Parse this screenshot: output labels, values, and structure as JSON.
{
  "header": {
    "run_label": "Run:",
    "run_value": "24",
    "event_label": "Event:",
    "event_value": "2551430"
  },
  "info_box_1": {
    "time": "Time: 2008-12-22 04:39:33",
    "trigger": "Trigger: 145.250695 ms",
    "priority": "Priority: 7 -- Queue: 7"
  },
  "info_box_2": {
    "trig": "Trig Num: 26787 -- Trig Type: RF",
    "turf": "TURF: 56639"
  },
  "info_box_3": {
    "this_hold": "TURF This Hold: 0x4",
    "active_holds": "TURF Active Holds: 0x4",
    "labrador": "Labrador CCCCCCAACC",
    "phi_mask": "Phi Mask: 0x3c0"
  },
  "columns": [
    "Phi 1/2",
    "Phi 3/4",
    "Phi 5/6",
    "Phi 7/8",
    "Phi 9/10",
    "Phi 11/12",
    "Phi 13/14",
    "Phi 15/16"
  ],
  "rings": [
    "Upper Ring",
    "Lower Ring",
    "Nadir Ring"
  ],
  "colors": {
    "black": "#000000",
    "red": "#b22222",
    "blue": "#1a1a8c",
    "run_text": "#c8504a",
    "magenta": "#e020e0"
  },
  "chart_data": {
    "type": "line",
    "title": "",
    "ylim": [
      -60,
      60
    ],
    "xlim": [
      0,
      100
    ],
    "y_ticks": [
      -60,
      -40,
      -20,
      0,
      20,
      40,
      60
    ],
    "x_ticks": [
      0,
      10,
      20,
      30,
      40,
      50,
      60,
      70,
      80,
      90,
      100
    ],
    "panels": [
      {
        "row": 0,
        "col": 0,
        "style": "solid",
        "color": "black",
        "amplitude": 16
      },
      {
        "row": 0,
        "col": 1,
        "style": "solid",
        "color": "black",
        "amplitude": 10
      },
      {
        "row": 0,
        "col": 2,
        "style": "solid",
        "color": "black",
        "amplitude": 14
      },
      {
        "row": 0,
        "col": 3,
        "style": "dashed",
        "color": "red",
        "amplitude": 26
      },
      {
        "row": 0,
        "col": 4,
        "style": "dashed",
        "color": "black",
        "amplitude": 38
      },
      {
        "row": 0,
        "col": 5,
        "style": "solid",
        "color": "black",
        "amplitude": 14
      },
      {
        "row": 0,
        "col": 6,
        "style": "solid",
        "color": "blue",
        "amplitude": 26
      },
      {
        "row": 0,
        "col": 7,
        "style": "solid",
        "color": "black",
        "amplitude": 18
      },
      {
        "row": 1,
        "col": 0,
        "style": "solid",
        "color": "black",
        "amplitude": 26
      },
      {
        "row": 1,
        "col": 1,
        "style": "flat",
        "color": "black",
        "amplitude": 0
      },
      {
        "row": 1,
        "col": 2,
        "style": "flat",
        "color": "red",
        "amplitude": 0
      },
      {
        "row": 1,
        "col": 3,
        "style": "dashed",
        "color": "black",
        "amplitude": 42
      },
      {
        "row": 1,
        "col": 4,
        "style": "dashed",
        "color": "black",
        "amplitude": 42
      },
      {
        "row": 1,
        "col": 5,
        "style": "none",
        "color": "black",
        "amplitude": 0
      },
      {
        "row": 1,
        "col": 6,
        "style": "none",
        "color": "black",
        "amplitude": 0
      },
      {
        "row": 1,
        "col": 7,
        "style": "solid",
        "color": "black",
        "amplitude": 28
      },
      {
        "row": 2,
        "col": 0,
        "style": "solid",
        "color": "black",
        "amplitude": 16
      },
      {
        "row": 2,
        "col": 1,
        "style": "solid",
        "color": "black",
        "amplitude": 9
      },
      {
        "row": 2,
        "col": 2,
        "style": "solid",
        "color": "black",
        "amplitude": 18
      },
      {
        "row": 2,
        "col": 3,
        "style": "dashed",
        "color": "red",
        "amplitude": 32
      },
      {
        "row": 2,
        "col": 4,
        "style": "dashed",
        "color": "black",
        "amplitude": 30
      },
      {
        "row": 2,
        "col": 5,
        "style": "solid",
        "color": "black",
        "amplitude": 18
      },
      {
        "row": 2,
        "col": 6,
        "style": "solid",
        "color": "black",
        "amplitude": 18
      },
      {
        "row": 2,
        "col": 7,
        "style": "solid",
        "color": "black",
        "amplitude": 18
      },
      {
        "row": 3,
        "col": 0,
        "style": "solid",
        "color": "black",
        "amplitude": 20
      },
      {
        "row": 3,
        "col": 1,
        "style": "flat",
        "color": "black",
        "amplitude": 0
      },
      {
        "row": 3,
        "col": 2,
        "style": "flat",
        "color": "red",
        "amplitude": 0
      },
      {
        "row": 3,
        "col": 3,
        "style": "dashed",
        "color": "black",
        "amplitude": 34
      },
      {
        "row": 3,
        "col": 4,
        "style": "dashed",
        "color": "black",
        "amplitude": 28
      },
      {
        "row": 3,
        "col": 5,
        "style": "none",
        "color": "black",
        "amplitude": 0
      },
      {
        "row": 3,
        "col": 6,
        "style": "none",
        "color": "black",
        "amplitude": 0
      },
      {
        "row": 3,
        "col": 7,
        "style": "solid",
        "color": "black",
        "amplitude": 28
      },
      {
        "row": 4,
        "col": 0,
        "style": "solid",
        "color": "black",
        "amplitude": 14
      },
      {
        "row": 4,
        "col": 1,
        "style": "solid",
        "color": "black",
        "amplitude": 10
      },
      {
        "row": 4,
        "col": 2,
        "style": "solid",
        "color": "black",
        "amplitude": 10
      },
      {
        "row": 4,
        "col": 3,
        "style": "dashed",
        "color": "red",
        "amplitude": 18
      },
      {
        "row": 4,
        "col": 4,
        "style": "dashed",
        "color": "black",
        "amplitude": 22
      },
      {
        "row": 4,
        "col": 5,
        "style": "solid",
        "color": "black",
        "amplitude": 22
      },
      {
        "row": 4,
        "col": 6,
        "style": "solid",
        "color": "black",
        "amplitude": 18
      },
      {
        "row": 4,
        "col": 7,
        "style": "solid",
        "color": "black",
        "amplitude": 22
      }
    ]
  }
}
#####
The task: Pick every line with "TURF" in it and copy it.

Written answer:
    "turf": "TURF: 56639"
    "this_hold": "TURF This Hold: 0x4",
    "active_holds": "TURF Active Holds: 0x4",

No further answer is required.